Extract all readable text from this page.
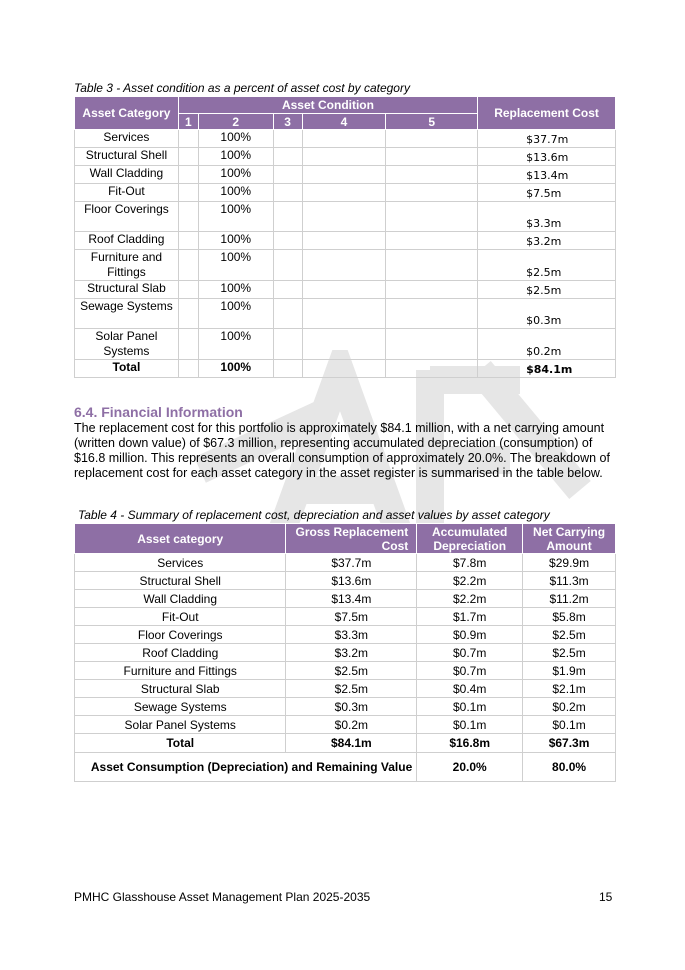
Table 3 - Asset condition as a percent of asset cost by category
Asset Category	Asset Condition					Replacement Cost
	1	2	3	4	5	
Services		100%				$37.7m
Structural Shell		100%				$13.6m
Wall Cladding		100%				$13.4m
Fit-Out		100%				$7.5m
Floor Coverings		100%				$3.3m
Roof Cladding		100%				$3.2m
Furniture and Fittings		100%				$2.5m
Structural Slab		100%				$2.5m
Sewage Systems		100%				$0.3m
Solar Panel Systems		100%				$0.2m
Total		100%				$84.1m
6.4. Financial Information

The replacement cost for this portfolio is approximately $84.1 million, with a net carrying amount (written down value) of $67.3 million, representing accumulated depreciation (consumption) of $16.8 million. This represents an overall consumption of approximately 20.0%. The breakdown of replacement cost for each asset category in the asset register is summarised in the table below.

Table 4 - Summary of replacement cost, depreciation and asset values by asset category
Asset category	Gross Replacement Cost	Accumulated Depreciation	Net Carrying Amount
Services	$37.7m	$7.8m	$29.9m
Structural Shell	$13.6m	$2.2m	$11.3m
Wall Cladding	$13.4m	$2.2m	$11.2m
Fit-Out	$7.5m	$1.7m	$5.8m
Floor Coverings	$3.3m	$0.9m	$2.5m
Roof Cladding	$3.2m	$0.7m	$2.5m
Furniture and Fittings	$2.5m	$0.7m	$1.9m
Structural Slab	$2.5m	$0.4m	$2.1m
Sewage Systems	$0.3m	$0.1m	$0.2m
Solar Panel Systems	$0.2m	$0.1m	$0.1m
Total	$84.1m	$16.8m	$67.3m
Asset Consumption (Depreciation) and Remaining Value		20.0%	80.0%
PMHC Glasshouse Asset Management Plan 2025-2035	15
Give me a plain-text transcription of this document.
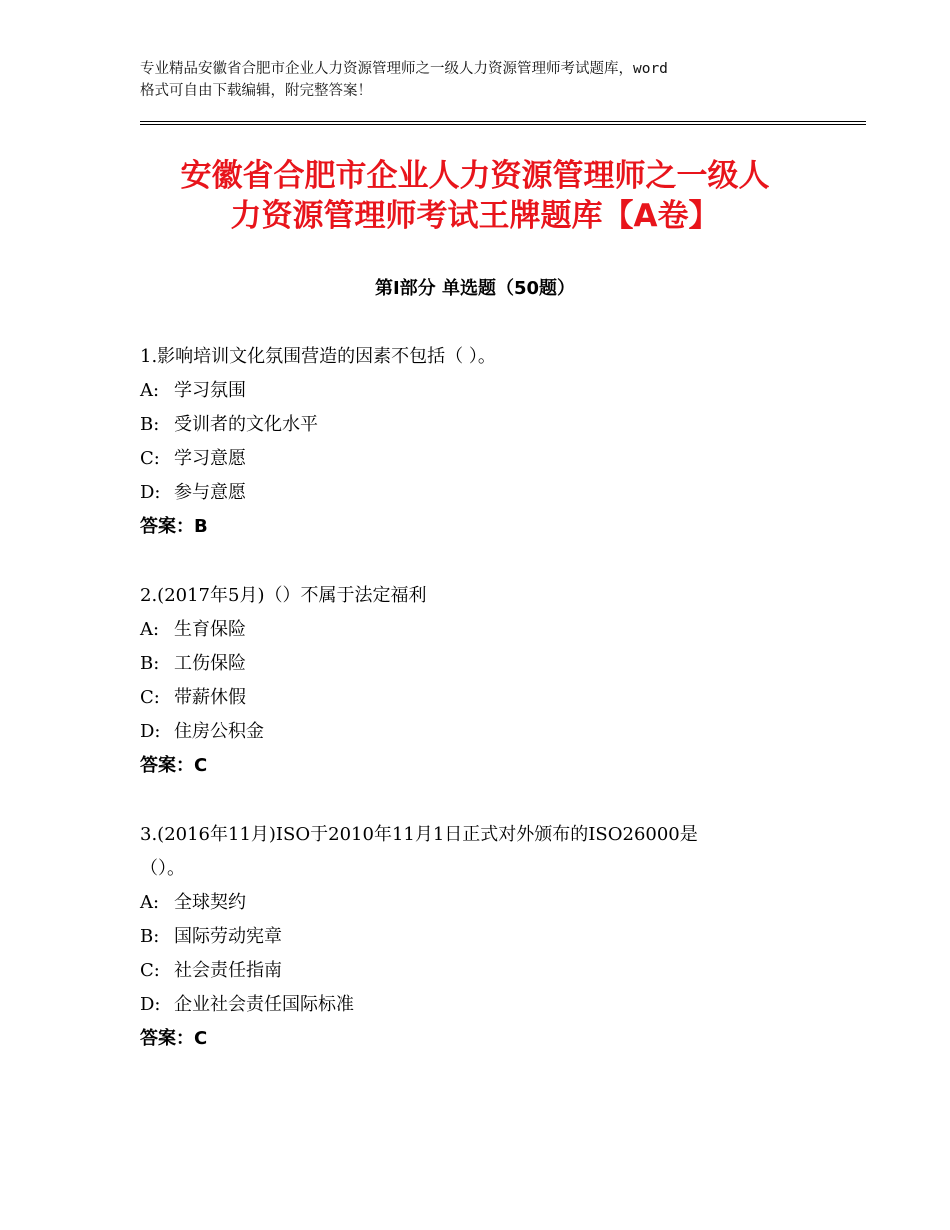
专业精品安徽省合肥市企业人力资源管理师之一级人力资源管理师考试题库，word
格式可自由下载编辑，附完整答案！
安徽省合肥市企业人力资源管理师之一级人
力资源管理师考试王牌题库【A卷】
第Ⅰ部分 单选题（50题）
1.影响培训文化氛围营造的因素不包括（ ）。
A: 学习氛围
B: 受训者的文化水平
C: 学习意愿
D: 参与意愿
答案：B
2.(2017年5月)（）不属于法定福利
A: 生育保险
B: 工伤保险
C: 带薪休假
D: 住房公积金
答案：C
3.(2016年11月)ISO于2010年11月1日正式对外颁布的ISO26000是
（）。
A: 全球契约
B: 国际劳动宪章
C: 社会责任指南
D: 企业社会责任国际标准
答案：C
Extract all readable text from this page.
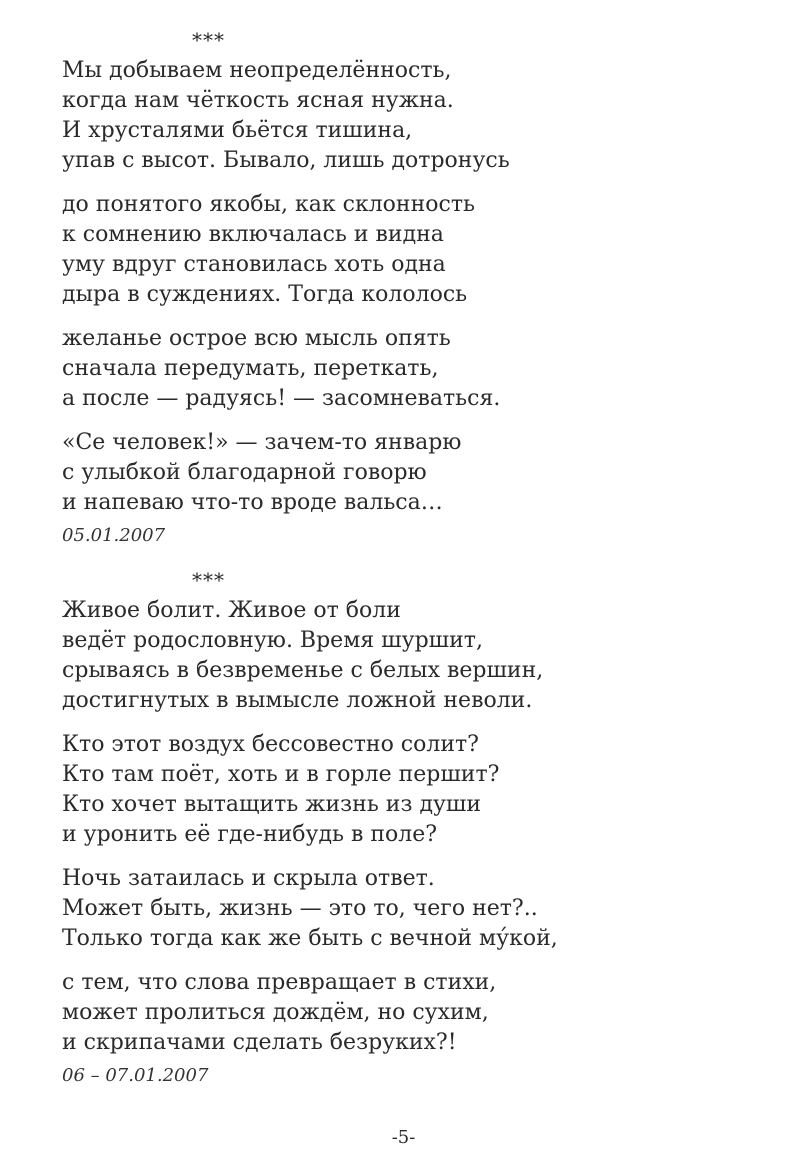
***
Мы добываем неопределённость,
когда нам чёткость ясная нужна.
И хрусталями бьётся тишина,
упав с высот. Бывало, лишь дотронусь
до понятого якобы, как склонность
к сомнению включалась и видна
уму вдруг становилась хоть одна
дыра в суждениях. Тогда кололось
желанье острое всю мысль опять
сначала передумать, переткать,
а после — радуясь! — засомневаться.
«Се человек!» — зачем-то январю
с улыбкой благодарной говорю
и напеваю что-то вроде вальса…
05.01.2007
***
Живое болит. Живое от боли
ведёт родословную. Время шуршит,
срываясь в безвременье с белых вершин,
достигнутых в вымысле ложной неволи.
Кто этот воздух бессовестно солит?
Кто там поёт, хоть и в горле першит?
Кто хочет вытащить жизнь из души
и уронить её где-нибудь в поле?
Ночь затаилась и скрыла ответ.
Может быть, жизнь — это то, чего нет?..
Только тогда как же быть с вечной му́кой,
с тем, что слова превращает в стихи,
может пролиться дождём, но сухим,
и скрипачами сделать безруких?!
06 – 07.01.2007
-5-
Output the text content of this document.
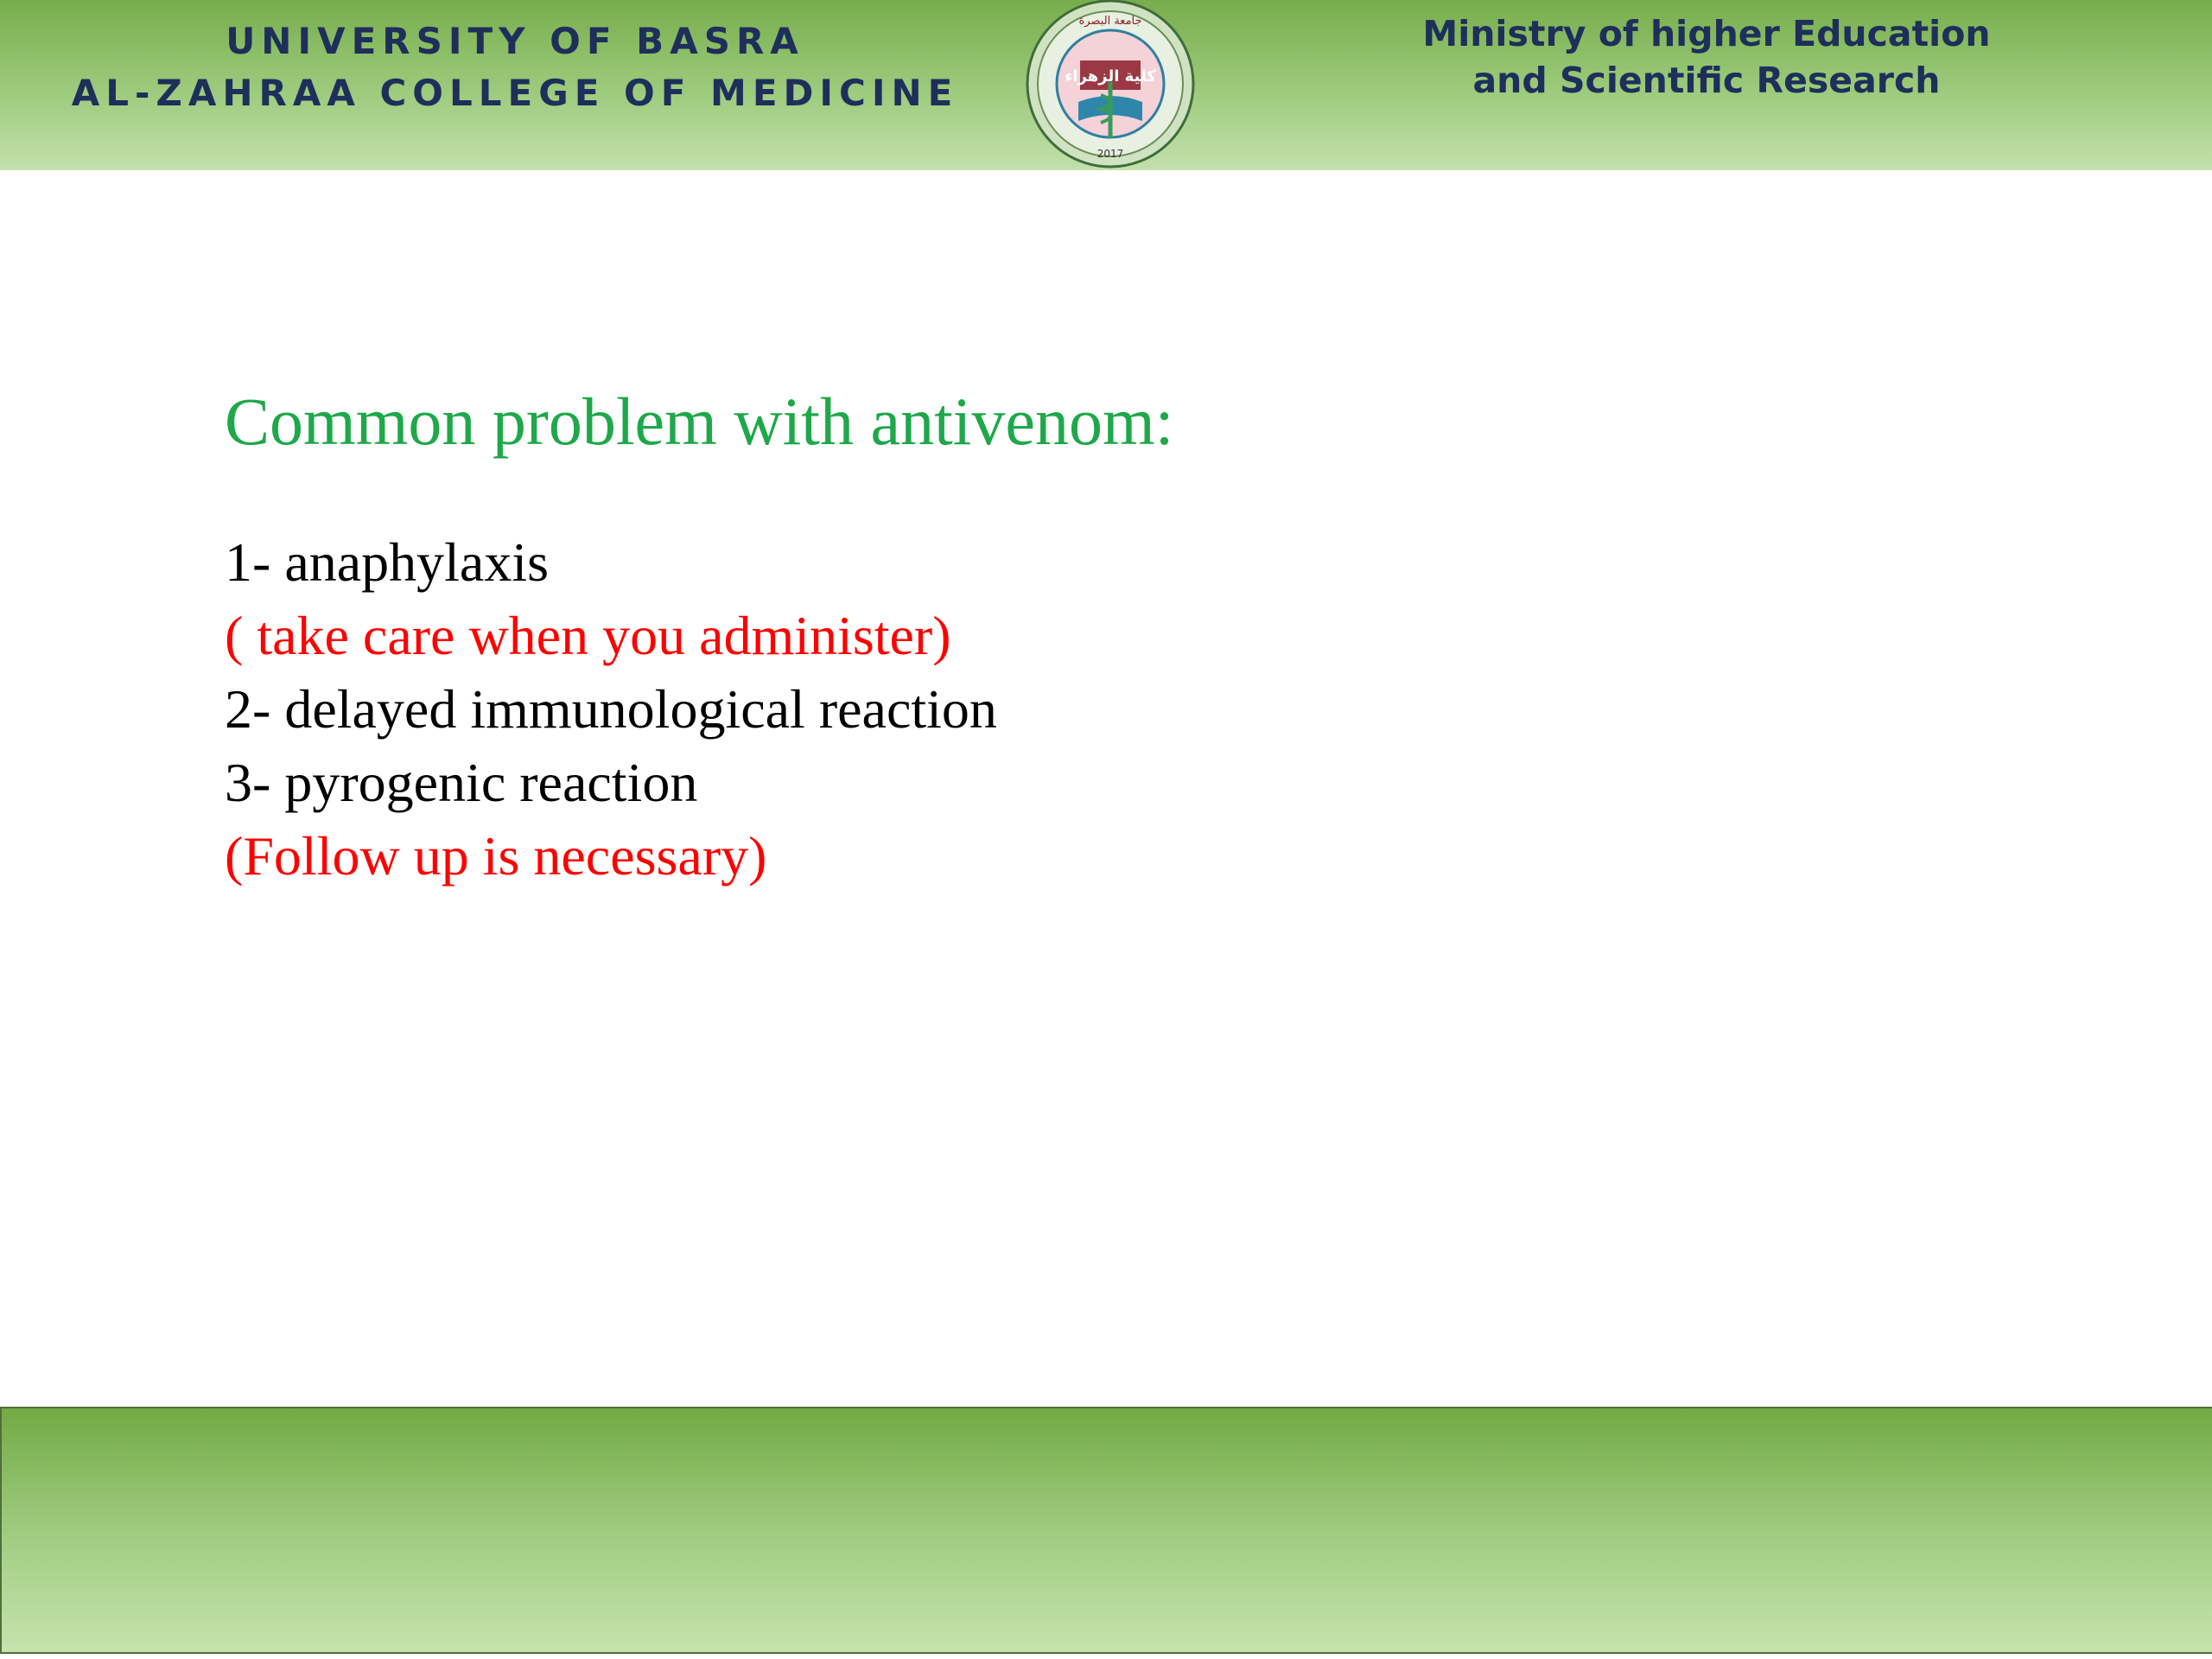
UNIVERSITY OF BASRA
AL-ZAHRAA COLLEGE OF MEDICINE	كلية الزهراء
جامعة البصرة
2017
Ministry of higher Education
and Scientific Research
Common problem with antivenom:
1- anaphylaxis
( take care when you administer)
2- delayed immunological reaction
3- pyrogenic reaction
(Follow up is necessary)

____

◆ **What needs to be done**
Leave out the pictures and transcribe the entries above exactly.

◆ **Output below**
Extract all readable text from this page.
Table 3 - Asset condition as a percent of asset cost by category
Asset Category	Asset Condition					Replacement Cost
	1	2	3	4	5	
Services		100%				$37.7m
Structural Shell		100%				$13.6m
Wall Cladding		100%				$13.4m
Fit-Out		100%				$7.5m
Floor Coverings		100%				$3.3m
Roof Cladding		100%				$3.2m
Furniture and Fittings		100%				$2.5m
Structural Slab		100%				$2.5m
Sewage Systems		100%				$0.3m
Solar Panel Systems		100%				$0.2m
Total		100%				$84.1m
6.4. Financial Information

The replacement cost for this portfolio is approximately $84.1 million, with a net carrying amount (written down value) of $67.3 million, representing accumulated depreciation (consumption) of $16.8 million. This represents an overall consumption of approximately 20.0%. The breakdown of replacement cost for each asset category in the asset register is summarised in the table below.

Table 4 - Summary of replacement cost, depreciation and asset values by asset category
Asset category	Gross Replacement Cost	Accumulated Depreciation	Net Carrying Amount
Services	$37.7m	$7.8m	$29.9m
Structural Shell	$13.6m	$2.2m	$11.3m
Wall Cladding	$13.4m	$2.2m	$11.2m
Fit-Out	$7.5m	$1.7m	$5.8m
Floor Coverings	$3.3m	$0.9m	$2.5m
Roof Cladding	$3.2m	$0.7m	$2.5m
Furniture and Fittings	$2.5m	$0.7m	$1.9m
Structural Slab	$2.5m	$0.4m	$2.1m
Sewage Systems	$0.3m	$0.1m	$0.2m
Solar Panel Systems	$0.2m	$0.1m	$0.1m
Total	$84.1m	$16.8m	$67.3m
Asset Consumption (Depreciation) and Remaining Value		20.0%	80.0%
PMHC Glasshouse Asset Management Plan 2025-2035	15
Give me a plain-text transcription of this document.
专业精品安徽省合肥市企业人力资源管理师之一级人力资源管理师考试题库，word
格式可自由下载编辑，附完整答案！
安徽省合肥市企业人力资源管理师之一级人
力资源管理师考试王牌题库【A卷】
第Ⅰ部分 单选题（50题）
1.影响培训文化氛围营造的因素不包括（ ）。
A: 学习氛围
B: 受训者的文化水平
C: 学习意愿
D: 参与意愿
答案：B
2.(2017年5月)（）不属于法定福利
A: 生育保险
B: 工伤保险
C: 带薪休假
D: 住房公积金
答案：C
3.(2016年11月)ISO于2010年11月1日正式对外颁布的ISO26000是
（）。
A: 全球契约
B: 国际劳动宪章
C: 社会责任指南
D: 企业社会责任国际标准
答案：C
Extract all readable text from this page.
***
Мы добываем неопределённость,
когда нам чёткость ясная нужна.
И хрусталями бьётся тишина,
упав с высот. Бывало, лишь дотронусь
до понятого якобы, как склонность
к сомнению включалась и видна
уму вдруг становилась хоть одна
дыра в суждениях. Тогда кололось
желанье острое всю мысль опять
сначала передумать, переткать,
а после — радуясь! — засомневаться.
«Се человек!» — зачем-то январю
с улыбкой благодарной говорю
и напеваю что-то вроде вальса…
05.01.2007
***
Живое болит. Живое от боли
ведёт родословную. Время шуршит,
срываясь в безвременье с белых вершин,
достигнутых в вымысле ложной неволи.
Кто этот воздух бессовестно солит?
Кто там поёт, хоть и в горле першит?
Кто хочет вытащить жизнь из души
и уронить её где-нибудь в поле?
Ночь затаилась и скрыла ответ.
Может быть, жизнь — это то, чего нет?..
Только тогда как же быть с вечной му́кой,
с тем, что слова превращает в стихи,
может пролиться дождём, но сухим,
и скрипачами сделать безруких?!
06 – 07.01.2007
-5-
Output the text content of this document.
UNIVERSITY OF BASRA
AL-ZAHRAA COLLEGE OF MEDICINE	كلية الزهراء
جامعة البصرة
2017
Ministry of higher Education
and Scientific Research
Common problem with antivenom:
1- anaphylaxis
( take care when you administer)
2- delayed immunological reaction
3- pyrogenic reaction
(Follow up is necessary)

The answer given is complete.